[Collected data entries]
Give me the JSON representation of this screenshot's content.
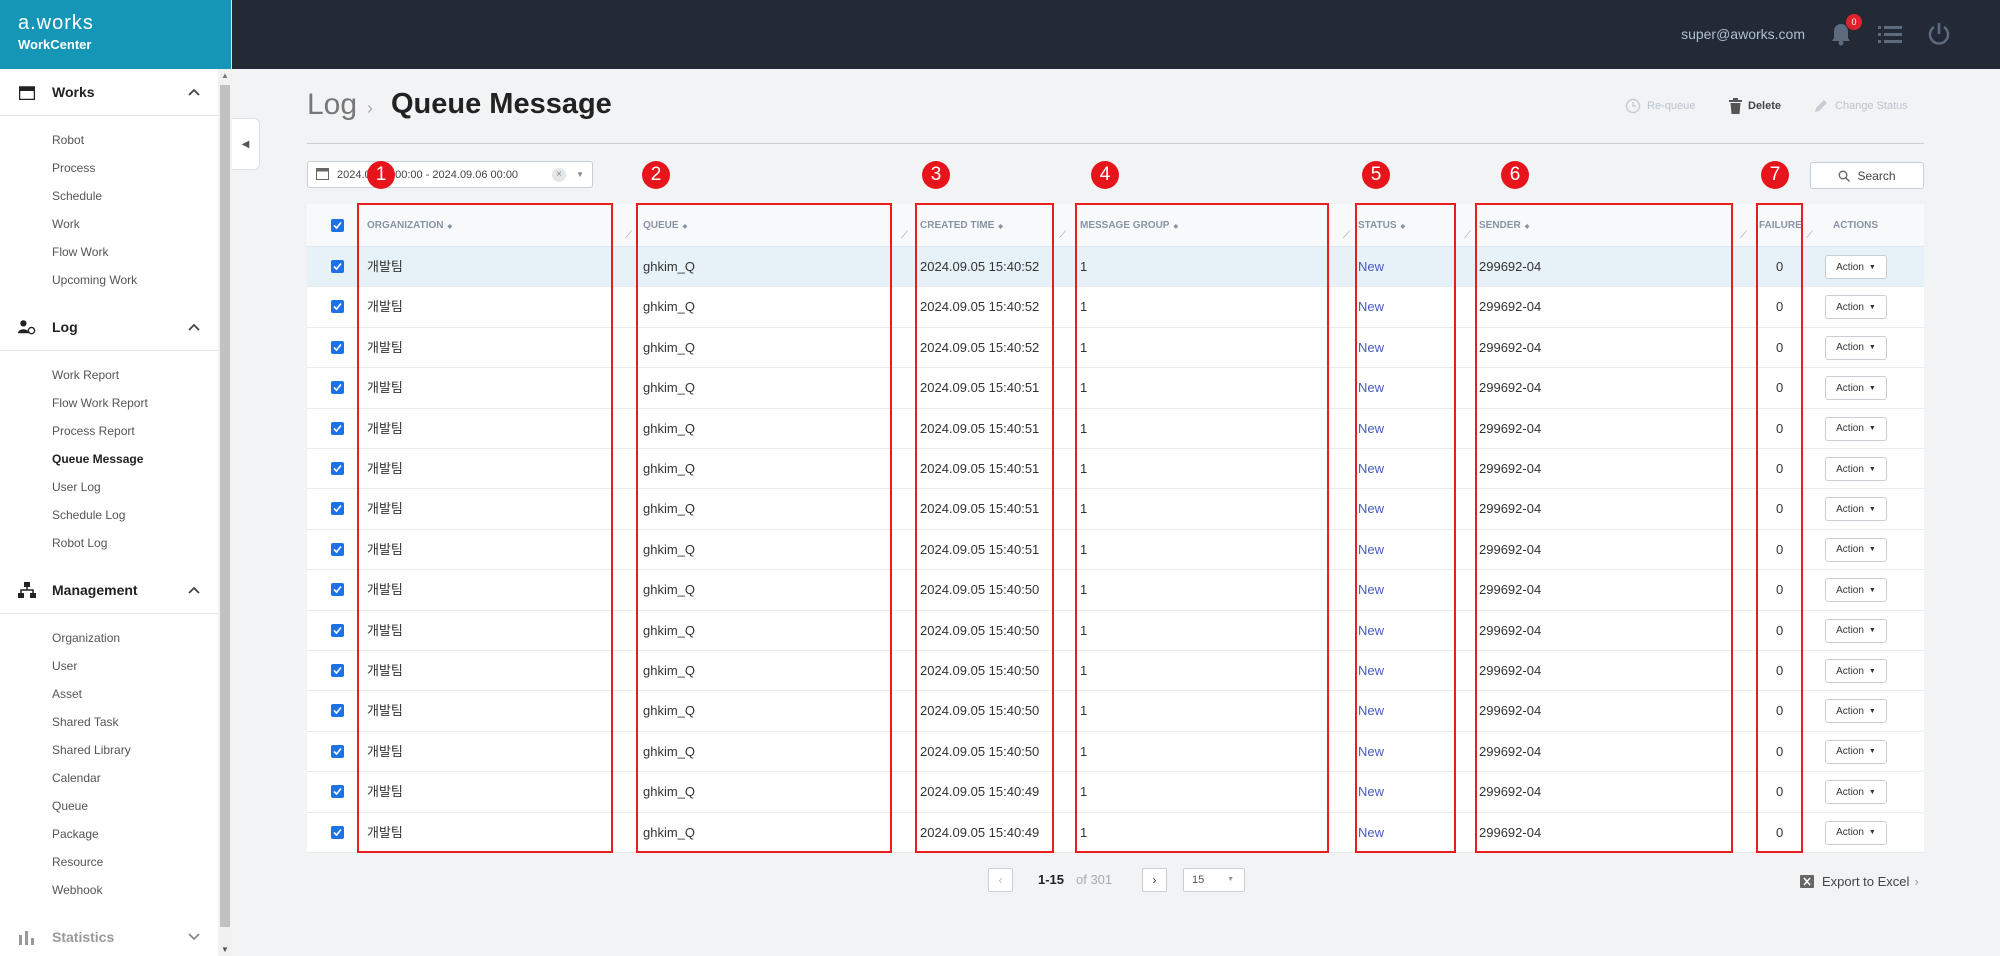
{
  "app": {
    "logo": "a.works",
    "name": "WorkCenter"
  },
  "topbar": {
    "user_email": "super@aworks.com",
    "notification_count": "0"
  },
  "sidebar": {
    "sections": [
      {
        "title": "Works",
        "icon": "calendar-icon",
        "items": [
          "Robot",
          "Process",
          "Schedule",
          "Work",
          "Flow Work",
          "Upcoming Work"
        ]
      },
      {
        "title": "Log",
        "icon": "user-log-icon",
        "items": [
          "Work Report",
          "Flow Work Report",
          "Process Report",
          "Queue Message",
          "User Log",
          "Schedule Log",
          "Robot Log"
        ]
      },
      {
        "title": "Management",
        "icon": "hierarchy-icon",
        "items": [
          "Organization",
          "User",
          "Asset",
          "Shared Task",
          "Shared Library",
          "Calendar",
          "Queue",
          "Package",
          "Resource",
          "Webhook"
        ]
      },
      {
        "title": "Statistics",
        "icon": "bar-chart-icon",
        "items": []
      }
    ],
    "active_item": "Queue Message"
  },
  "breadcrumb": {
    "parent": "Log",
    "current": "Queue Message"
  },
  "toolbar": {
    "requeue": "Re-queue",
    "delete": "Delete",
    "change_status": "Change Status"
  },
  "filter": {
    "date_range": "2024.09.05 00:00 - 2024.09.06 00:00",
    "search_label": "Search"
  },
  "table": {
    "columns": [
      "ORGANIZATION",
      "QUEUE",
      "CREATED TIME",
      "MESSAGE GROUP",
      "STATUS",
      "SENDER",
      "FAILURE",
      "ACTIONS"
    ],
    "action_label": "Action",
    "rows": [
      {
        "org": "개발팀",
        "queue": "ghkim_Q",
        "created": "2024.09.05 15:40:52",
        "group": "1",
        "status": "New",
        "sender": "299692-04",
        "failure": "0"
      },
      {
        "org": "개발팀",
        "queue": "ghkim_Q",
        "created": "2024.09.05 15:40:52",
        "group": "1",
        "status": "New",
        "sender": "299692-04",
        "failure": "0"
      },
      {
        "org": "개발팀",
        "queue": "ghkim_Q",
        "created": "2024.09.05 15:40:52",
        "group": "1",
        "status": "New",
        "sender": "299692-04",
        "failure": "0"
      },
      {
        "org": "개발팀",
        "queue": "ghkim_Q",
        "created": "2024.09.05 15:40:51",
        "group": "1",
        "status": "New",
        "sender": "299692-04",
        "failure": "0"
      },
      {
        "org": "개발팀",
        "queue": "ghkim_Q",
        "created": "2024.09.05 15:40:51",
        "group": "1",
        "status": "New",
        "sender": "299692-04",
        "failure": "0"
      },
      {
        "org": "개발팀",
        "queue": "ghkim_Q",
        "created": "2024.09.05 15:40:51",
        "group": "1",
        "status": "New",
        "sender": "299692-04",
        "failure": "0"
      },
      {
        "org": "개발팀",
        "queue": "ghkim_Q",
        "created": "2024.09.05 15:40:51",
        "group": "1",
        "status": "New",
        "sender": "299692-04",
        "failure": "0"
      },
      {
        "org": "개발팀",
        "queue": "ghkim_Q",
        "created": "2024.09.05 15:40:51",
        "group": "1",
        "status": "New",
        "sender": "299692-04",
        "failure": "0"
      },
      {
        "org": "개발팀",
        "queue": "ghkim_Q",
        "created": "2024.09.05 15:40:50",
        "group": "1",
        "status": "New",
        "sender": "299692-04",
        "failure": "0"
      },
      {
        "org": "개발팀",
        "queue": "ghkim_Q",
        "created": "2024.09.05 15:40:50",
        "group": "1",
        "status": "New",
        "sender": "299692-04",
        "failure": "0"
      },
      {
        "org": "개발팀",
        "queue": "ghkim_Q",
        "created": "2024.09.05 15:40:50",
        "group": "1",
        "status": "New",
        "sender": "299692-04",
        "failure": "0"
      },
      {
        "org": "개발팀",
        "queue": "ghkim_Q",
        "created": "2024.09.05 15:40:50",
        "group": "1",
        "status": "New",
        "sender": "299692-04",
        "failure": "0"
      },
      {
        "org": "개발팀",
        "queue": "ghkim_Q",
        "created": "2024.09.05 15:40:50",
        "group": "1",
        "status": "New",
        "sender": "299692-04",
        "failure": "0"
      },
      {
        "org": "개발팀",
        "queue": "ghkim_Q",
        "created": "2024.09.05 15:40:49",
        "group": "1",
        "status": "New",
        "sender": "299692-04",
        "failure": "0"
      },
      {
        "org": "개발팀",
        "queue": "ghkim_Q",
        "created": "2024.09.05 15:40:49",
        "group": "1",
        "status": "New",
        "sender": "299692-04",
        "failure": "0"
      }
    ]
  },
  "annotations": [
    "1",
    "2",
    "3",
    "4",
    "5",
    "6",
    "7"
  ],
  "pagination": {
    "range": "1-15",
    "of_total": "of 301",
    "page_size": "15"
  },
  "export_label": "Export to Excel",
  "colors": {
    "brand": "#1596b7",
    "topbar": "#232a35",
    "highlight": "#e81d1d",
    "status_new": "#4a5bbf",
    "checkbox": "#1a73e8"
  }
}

Your objective -
Reproduce the data verbatim. Do not carry any picture into the copy.

Task answer -
Give me the JSON representation of this screenshot's content.
{
  "app": {
    "logo": "a.works",
    "name": "WorkCenter"
  },
  "topbar": {
    "user_email": "super@aworks.com",
    "notification_count": "0"
  },
  "sidebar": {
    "sections": [
      {
        "title": "Works",
        "icon": "calendar-icon",
        "items": [
          "Robot",
          "Process",
          "Schedule",
          "Work",
          "Flow Work",
          "Upcoming Work"
        ]
      },
      {
        "title": "Log",
        "icon": "user-log-icon",
        "items": [
          "Work Report",
          "Flow Work Report",
          "Process Report",
          "Queue Message",
          "User Log",
          "Schedule Log",
          "Robot Log"
        ]
      },
      {
        "title": "Management",
        "icon": "hierarchy-icon",
        "items": [
          "Organization",
          "User",
          "Asset",
          "Shared Task",
          "Shared Library",
          "Calendar",
          "Queue",
          "Package",
          "Resource",
          "Webhook"
        ]
      },
      {
        "title": "Statistics",
        "icon": "bar-chart-icon",
        "items": []
      }
    ],
    "active_item": "Queue Message"
  },
  "breadcrumb": {
    "parent": "Log",
    "current": "Queue Message"
  },
  "toolbar": {
    "requeue": "Re-queue",
    "delete": "Delete",
    "change_status": "Change Status"
  },
  "filter": {
    "date_range": "2024.09.05 00:00 - 2024.09.06 00:00",
    "search_label": "Search"
  },
  "table": {
    "columns": [
      "ORGANIZATION",
      "QUEUE",
      "CREATED TIME",
      "MESSAGE GROUP",
      "STATUS",
      "SENDER",
      "FAILURE",
      "ACTIONS"
    ],
    "action_label": "Action",
    "rows": [
      {
        "org": "개발팀",
        "queue": "ghkim_Q",
        "created": "2024.09.05 15:40:52",
        "group": "1",
        "status": "New",
        "sender": "299692-04",
        "failure": "0"
      },
      {
        "org": "개발팀",
        "queue": "ghkim_Q",
        "created": "2024.09.05 15:40:52",
        "group": "1",
        "status": "New",
        "sender": "299692-04",
        "failure": "0"
      },
      {
        "org": "개발팀",
        "queue": "ghkim_Q",
        "created": "2024.09.05 15:40:52",
        "group": "1",
        "status": "New",
        "sender": "299692-04",
        "failure": "0"
      },
      {
        "org": "개발팀",
        "queue": "ghkim_Q",
        "created": "2024.09.05 15:40:51",
        "group": "1",
        "status": "New",
        "sender": "299692-04",
        "failure": "0"
      },
      {
        "org": "개발팀",
        "queue": "ghkim_Q",
        "created": "2024.09.05 15:40:51",
        "group": "1",
        "status": "New",
        "sender": "299692-04",
        "failure": "0"
      },
      {
        "org": "개발팀",
        "queue": "ghkim_Q",
        "created": "2024.09.05 15:40:51",
        "group": "1",
        "status": "New",
        "sender": "299692-04",
        "failure": "0"
      },
      {
        "org": "개발팀",
        "queue": "ghkim_Q",
        "created": "2024.09.05 15:40:51",
        "group": "1",
        "status": "New",
        "sender": "299692-04",
        "failure": "0"
      },
      {
        "org": "개발팀",
        "queue": "ghkim_Q",
        "created": "2024.09.05 15:40:51",
        "group": "1",
        "status": "New",
        "sender": "299692-04",
        "failure": "0"
      },
      {
        "org": "개발팀",
        "queue": "ghkim_Q",
        "created": "2024.09.05 15:40:50",
        "group": "1",
        "status": "New",
        "sender": "299692-04",
        "failure": "0"
      },
      {
        "org": "개발팀",
        "queue": "ghkim_Q",
        "created": "2024.09.05 15:40:50",
        "group": "1",
        "status": "New",
        "sender": "299692-04",
        "failure": "0"
      },
      {
        "org": "개발팀",
        "queue": "ghkim_Q",
        "created": "2024.09.05 15:40:50",
        "group": "1",
        "status": "New",
        "sender": "299692-04",
        "failure": "0"
      },
      {
        "org": "개발팀",
        "queue": "ghkim_Q",
        "created": "2024.09.05 15:40:50",
        "group": "1",
        "status": "New",
        "sender": "299692-04",
        "failure": "0"
      },
      {
        "org": "개발팀",
        "queue": "ghkim_Q",
        "created": "2024.09.05 15:40:50",
        "group": "1",
        "status": "New",
        "sender": "299692-04",
        "failure": "0"
      },
      {
        "org": "개발팀",
        "queue": "ghkim_Q",
        "created": "2024.09.05 15:40:49",
        "group": "1",
        "status": "New",
        "sender": "299692-04",
        "failure": "0"
      },
      {
        "org": "개발팀",
        "queue": "ghkim_Q",
        "created": "2024.09.05 15:40:49",
        "group": "1",
        "status": "New",
        "sender": "299692-04",
        "failure": "0"
      }
    ]
  },
  "annotations": [
    "1",
    "2",
    "3",
    "4",
    "5",
    "6",
    "7"
  ],
  "pagination": {
    "range": "1-15",
    "of_total": "of 301",
    "page_size": "15"
  },
  "export_label": "Export to Excel",
  "colors": {
    "brand": "#1596b7",
    "topbar": "#232a35",
    "highlight": "#e81d1d",
    "status_new": "#4a5bbf",
    "checkbox": "#1a73e8"
  }
}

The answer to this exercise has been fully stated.